**Requirement**
Without the pictures, set down the records below word for word.

** start of Available records **

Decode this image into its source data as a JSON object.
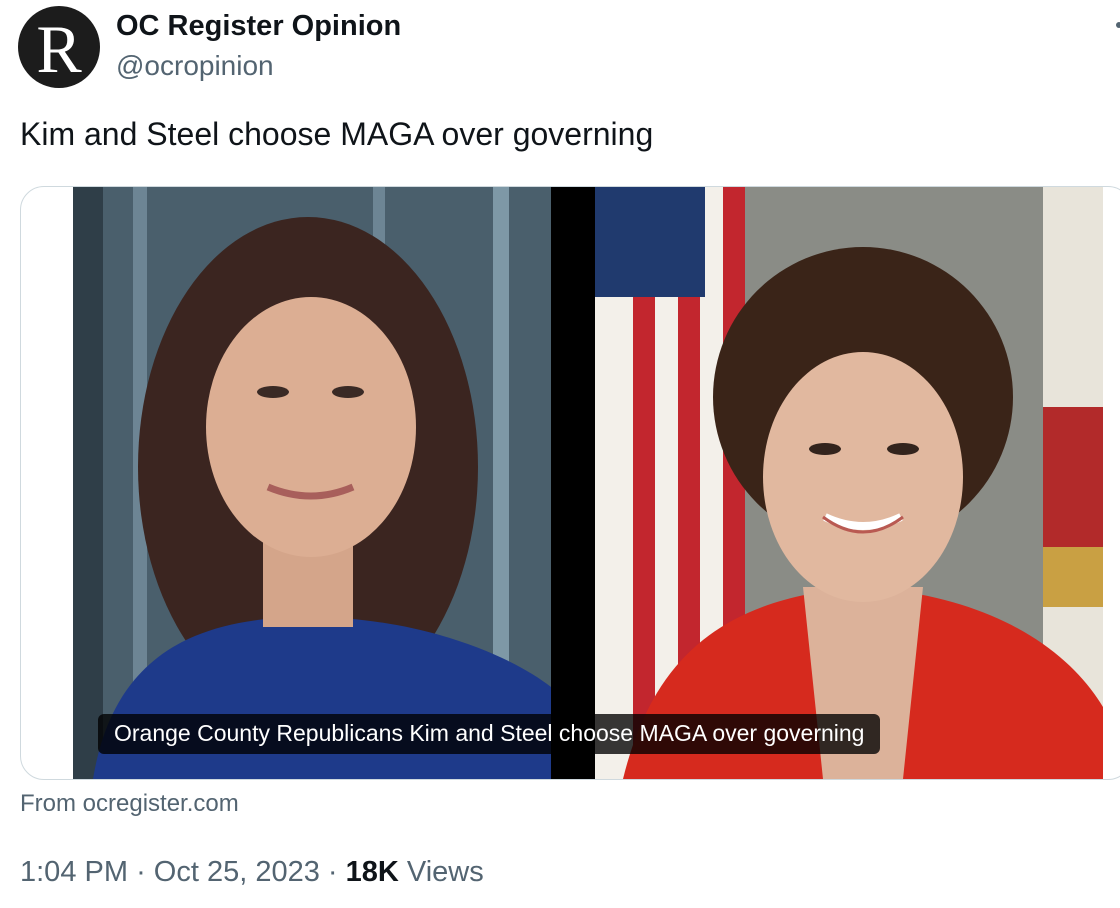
{
  "profile": {
    "avatar_letter": "R",
    "display_name": "OC Register Opinion",
    "handle": "@ocropinion"
  },
  "tweet": {
    "text": "Kim and Steel choose MAGA over governing"
  },
  "card": {
    "caption": "Orange County Republicans Kim and Steel choose MAGA over governing",
    "source": "From ocregister.com"
  },
  "meta": {
    "time": "1:04 PM",
    "separator": "·",
    "date": "Oct 25, 2023",
    "views_count": "18K",
    "views_label": "Views"
  },
  "icons": [
    "more-icon"
  ]
}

** end of Available records **

**Completed task**
Decode this image into its source data as a JSON object.
{
  "profile": {
    "avatar_letter": "R",
    "display_name": "OC Register Opinion",
    "handle": "@ocropinion"
  },
  "tweet": {
    "text": "Kim and Steel choose MAGA over governing"
  },
  "card": {
    "caption": "Orange County Republicans Kim and Steel choose MAGA over governing",
    "source": "From ocregister.com"
  },
  "meta": {
    "time": "1:04 PM",
    "separator": "·",
    "date": "Oct 25, 2023",
    "views_count": "18K",
    "views_label": "Views"
  },
  "icons": [
    "more-icon"
  ]
}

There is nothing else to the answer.